Task instructions |
Look below. Copy each line that has "werden" in it.

** Start Stored data **

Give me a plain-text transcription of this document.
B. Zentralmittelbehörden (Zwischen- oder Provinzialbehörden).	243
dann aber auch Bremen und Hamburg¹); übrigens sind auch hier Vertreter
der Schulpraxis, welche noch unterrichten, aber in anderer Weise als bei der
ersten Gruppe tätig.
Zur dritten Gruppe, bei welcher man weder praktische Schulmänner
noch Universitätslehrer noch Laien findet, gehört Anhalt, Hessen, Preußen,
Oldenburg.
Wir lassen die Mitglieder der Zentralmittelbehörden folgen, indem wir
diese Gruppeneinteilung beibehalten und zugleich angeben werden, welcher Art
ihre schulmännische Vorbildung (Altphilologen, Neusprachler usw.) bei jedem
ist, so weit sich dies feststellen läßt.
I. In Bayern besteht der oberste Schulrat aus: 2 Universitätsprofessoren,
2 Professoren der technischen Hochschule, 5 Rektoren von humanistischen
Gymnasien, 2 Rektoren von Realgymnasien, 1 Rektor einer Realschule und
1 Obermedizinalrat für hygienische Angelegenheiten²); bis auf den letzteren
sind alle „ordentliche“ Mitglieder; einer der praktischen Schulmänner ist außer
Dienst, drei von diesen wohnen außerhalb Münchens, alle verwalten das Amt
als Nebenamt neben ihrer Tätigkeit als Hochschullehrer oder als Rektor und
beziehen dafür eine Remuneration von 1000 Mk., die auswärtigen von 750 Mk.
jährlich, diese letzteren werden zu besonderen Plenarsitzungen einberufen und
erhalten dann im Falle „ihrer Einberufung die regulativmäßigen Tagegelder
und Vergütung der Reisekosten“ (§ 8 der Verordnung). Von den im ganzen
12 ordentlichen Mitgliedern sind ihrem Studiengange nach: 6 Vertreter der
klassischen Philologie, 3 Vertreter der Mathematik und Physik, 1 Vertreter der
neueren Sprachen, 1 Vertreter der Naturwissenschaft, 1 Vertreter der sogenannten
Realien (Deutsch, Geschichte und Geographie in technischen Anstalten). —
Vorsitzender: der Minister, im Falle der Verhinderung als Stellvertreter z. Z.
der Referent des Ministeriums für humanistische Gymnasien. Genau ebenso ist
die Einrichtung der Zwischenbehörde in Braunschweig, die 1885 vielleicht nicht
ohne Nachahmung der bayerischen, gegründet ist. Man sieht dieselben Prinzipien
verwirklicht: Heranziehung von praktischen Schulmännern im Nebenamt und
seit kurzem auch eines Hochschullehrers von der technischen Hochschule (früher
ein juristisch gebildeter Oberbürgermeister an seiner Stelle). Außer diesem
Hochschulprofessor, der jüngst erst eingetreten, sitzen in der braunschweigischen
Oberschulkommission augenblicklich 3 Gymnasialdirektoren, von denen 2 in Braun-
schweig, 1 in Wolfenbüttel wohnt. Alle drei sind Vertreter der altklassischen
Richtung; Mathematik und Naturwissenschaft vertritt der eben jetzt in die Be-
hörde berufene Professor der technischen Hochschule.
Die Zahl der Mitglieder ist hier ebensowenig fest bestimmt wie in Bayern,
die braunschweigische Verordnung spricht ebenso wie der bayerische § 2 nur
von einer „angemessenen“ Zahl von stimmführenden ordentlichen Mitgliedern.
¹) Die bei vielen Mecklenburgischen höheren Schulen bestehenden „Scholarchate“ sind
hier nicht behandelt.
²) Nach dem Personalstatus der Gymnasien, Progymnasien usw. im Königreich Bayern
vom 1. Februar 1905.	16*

** End Stored data **

Response below |
diese Gruppeneinteilung beibehalten und zugleich angeben werden, welcher Art
jährlich, diese letzteren werden zu besonderen Plenarsitzungen einberufen und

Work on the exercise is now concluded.